Goal:
Search the material below for the string "sine" and extract each line that has it.

↓↓↓

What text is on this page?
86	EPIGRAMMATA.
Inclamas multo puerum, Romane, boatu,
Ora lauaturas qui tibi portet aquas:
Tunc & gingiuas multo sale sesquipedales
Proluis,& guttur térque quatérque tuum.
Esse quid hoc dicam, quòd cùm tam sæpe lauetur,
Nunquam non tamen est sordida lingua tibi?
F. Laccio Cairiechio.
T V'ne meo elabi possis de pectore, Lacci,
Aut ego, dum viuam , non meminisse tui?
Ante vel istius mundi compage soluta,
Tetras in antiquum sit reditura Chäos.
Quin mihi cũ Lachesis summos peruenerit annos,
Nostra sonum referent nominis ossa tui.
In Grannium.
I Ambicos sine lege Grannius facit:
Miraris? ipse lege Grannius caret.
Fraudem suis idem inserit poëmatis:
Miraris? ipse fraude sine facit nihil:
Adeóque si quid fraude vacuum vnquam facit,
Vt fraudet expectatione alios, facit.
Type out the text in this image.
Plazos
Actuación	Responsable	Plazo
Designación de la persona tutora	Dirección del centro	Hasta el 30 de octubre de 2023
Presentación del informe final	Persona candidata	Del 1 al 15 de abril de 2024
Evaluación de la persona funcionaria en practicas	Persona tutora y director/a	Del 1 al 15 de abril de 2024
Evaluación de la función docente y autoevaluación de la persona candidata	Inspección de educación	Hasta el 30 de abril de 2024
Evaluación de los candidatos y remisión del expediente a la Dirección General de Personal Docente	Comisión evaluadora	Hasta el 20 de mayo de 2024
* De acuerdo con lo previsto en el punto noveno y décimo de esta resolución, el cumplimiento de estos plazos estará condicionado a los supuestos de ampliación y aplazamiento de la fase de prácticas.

↑↑↑

Problem solution:
I Ambicos sine lege Grannius facit:
Miraris? ipse fraude sine facit nihil:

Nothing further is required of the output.